= JOB =
Make an exact copy of the listing below.

━━━━━━━━━━━━━━━━

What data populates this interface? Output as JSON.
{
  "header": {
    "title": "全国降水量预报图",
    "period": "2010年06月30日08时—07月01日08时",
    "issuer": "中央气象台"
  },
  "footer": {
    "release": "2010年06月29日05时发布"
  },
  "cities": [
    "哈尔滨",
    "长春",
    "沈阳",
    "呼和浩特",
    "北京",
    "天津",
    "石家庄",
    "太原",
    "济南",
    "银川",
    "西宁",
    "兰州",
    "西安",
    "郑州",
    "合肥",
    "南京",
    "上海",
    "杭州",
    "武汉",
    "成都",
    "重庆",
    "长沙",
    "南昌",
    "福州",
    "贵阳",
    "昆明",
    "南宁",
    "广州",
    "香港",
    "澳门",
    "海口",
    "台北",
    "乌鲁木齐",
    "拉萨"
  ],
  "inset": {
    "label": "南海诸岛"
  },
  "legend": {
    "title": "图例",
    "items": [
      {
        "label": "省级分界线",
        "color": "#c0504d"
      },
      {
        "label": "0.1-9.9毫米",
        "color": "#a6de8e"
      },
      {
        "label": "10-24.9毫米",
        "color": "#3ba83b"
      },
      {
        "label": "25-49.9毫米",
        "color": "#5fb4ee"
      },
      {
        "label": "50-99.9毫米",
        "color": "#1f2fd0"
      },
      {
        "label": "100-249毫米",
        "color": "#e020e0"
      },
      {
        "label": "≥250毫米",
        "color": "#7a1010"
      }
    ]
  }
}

━━━━━━━━━━━━━━━━

= TASK SOLUTION =
What data populates this interface? Output as JSON.
{
  "header": {
    "title": "全国降水量预报图",
    "period": "2010年06月30日08时—07月01日08时",
    "issuer": "中央气象台"
  },
  "footer": {
    "release": "2010年06月29日05时发布"
  },
  "cities": [
    "哈尔滨",
    "长春",
    "沈阳",
    "呼和浩特",
    "北京",
    "天津",
    "石家庄",
    "太原",
    "济南",
    "银川",
    "西宁",
    "兰州",
    "西安",
    "郑州",
    "合肥",
    "南京",
    "上海",
    "杭州",
    "武汉",
    "成都",
    "重庆",
    "长沙",
    "南昌",
    "福州",
    "贵阳",
    "昆明",
    "南宁",
    "广州",
    "香港",
    "澳门",
    "海口",
    "台北",
    "乌鲁木齐",
    "拉萨"
  ],
  "inset": {
    "label": "南海诸岛"
  },
  "legend": {
    "title": "图例",
    "items": [
      {
        "label": "省级分界线",
        "color": "#c0504d"
      },
      {
        "label": "0.1-9.9毫米",
        "color": "#a6de8e"
      },
      {
        "label": "10-24.9毫米",
        "color": "#3ba83b"
      },
      {
        "label": "25-49.9毫米",
        "color": "#5fb4ee"
      },
      {
        "label": "50-99.9毫米",
        "color": "#1f2fd0"
      },
      {
        "label": "100-249毫米",
        "color": "#e020e0"
      },
      {
        "label": "≥250毫米",
        "color": "#7a1010"
      }
    ]
  }
}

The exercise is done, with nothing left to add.